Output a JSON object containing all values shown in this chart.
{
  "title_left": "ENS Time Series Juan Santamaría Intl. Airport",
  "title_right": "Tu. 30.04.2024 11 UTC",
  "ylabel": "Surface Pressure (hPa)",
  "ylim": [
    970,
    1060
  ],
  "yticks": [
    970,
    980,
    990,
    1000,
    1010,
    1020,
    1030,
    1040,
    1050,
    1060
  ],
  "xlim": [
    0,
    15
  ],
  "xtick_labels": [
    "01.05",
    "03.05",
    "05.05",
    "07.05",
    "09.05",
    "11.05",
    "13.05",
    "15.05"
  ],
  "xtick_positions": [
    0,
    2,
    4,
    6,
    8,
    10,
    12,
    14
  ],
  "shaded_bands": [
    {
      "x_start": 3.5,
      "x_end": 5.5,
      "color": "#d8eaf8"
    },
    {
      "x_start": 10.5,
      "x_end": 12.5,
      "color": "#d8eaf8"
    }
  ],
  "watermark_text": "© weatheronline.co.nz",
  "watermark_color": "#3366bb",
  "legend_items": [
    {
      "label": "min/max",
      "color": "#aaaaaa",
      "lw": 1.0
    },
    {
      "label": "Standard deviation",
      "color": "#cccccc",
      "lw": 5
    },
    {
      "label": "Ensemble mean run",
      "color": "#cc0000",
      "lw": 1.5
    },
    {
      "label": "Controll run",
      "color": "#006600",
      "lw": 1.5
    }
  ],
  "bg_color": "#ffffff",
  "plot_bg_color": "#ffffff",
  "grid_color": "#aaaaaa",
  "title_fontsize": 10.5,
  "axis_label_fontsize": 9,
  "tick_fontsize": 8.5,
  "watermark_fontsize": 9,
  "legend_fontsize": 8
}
+--
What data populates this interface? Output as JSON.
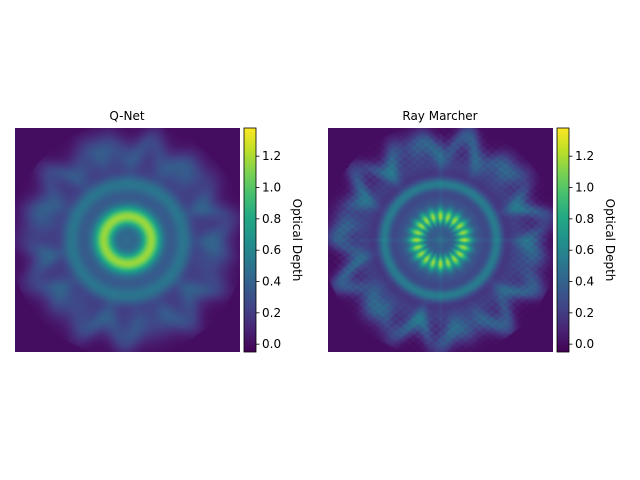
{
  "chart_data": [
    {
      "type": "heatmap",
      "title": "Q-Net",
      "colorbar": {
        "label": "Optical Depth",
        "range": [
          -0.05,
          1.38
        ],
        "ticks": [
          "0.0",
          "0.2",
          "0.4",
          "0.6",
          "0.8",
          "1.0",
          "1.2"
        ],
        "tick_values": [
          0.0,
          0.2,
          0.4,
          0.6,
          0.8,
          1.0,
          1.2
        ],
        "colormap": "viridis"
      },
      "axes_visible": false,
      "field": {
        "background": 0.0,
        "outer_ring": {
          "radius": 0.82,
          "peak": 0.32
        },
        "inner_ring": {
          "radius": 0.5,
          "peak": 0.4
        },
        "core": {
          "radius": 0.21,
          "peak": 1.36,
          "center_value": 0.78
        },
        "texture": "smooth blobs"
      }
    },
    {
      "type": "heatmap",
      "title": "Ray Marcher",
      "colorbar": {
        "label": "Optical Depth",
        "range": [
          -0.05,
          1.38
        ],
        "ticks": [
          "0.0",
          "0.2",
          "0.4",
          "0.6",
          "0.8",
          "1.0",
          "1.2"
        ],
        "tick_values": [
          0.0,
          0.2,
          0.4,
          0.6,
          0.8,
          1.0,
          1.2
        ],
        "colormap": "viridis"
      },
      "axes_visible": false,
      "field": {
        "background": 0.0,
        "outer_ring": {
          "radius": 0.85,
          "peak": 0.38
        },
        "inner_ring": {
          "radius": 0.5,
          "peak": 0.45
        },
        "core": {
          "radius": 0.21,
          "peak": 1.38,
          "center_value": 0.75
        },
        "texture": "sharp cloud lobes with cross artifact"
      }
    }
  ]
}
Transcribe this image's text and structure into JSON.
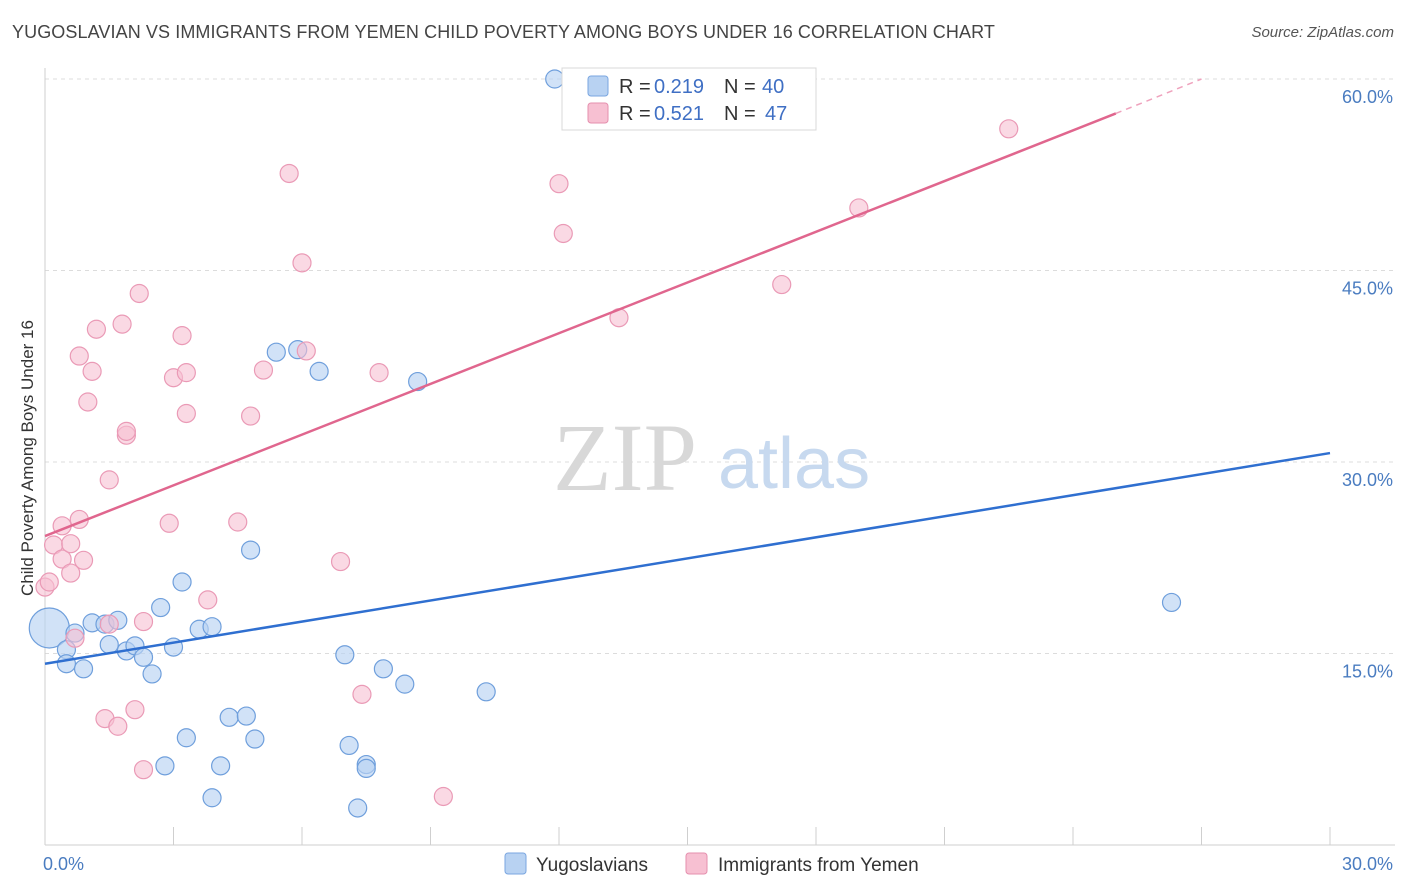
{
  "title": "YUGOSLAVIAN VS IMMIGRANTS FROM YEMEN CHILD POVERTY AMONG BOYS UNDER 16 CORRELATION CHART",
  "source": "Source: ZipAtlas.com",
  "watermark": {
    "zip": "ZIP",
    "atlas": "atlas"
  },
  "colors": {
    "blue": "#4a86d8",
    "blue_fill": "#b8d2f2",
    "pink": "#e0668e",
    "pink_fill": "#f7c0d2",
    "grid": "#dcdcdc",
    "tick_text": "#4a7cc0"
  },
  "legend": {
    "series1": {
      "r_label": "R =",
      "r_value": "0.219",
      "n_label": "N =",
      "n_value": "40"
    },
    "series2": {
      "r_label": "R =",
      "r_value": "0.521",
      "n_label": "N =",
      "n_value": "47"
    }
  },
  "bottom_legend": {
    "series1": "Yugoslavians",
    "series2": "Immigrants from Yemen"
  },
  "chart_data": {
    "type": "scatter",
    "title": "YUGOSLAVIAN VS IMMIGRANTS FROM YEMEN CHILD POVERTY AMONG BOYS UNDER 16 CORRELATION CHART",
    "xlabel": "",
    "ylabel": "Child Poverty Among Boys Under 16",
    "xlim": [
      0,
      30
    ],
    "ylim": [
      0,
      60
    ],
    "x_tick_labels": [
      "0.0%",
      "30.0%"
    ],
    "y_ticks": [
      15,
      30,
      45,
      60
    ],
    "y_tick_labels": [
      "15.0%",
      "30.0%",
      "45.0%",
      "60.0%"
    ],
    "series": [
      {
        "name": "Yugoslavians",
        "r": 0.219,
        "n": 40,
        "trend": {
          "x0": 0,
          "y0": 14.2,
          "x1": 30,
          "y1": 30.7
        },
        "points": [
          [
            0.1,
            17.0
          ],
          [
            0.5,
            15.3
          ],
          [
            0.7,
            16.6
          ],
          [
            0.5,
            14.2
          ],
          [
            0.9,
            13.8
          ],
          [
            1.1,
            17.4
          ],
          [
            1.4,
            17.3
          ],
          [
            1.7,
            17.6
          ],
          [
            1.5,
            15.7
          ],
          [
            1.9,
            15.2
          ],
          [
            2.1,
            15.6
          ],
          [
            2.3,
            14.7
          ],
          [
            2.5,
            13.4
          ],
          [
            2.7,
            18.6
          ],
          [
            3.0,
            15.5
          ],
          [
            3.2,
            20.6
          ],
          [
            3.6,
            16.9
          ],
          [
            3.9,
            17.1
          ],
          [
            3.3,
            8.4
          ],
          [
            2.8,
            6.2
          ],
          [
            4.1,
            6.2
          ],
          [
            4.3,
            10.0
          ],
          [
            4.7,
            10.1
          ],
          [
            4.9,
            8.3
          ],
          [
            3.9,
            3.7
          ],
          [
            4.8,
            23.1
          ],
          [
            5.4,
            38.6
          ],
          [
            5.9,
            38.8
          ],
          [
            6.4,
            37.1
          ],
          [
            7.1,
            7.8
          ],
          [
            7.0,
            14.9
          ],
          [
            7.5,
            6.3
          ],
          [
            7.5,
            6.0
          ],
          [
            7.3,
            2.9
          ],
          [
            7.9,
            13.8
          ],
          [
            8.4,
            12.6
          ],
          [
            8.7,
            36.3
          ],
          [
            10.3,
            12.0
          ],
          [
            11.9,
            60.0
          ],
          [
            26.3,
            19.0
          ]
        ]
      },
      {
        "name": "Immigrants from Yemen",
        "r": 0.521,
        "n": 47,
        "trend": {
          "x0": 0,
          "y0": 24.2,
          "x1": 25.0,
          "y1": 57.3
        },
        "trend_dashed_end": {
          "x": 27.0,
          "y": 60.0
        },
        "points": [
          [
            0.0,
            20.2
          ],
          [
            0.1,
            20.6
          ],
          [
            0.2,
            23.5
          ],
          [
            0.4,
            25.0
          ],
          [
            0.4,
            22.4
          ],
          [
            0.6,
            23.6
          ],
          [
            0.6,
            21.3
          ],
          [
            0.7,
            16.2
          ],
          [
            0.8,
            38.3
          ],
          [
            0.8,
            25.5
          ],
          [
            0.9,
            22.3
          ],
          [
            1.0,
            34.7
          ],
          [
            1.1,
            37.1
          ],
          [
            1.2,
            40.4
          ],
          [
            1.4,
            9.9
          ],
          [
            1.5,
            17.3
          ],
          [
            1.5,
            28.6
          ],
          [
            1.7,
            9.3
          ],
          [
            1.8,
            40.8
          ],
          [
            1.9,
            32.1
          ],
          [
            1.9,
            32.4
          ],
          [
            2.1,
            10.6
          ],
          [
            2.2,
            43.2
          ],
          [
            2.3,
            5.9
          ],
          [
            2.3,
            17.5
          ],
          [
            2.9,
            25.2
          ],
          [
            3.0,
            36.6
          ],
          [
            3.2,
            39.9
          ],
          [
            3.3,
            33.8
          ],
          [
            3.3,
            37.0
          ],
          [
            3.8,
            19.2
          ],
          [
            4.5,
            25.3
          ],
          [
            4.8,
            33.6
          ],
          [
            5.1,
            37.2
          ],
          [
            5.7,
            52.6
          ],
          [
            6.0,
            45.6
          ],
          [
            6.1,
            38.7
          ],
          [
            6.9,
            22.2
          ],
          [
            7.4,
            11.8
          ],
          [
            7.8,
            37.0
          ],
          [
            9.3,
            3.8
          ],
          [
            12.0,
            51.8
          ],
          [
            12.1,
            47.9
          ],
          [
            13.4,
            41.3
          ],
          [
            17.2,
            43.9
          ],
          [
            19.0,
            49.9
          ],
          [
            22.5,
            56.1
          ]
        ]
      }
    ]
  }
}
+--
» REQUIRED TASK
State how many lines of the listing hold the string "Yugoslavians"; reply with the number and nothing else.

» ANSWER IN FULL
2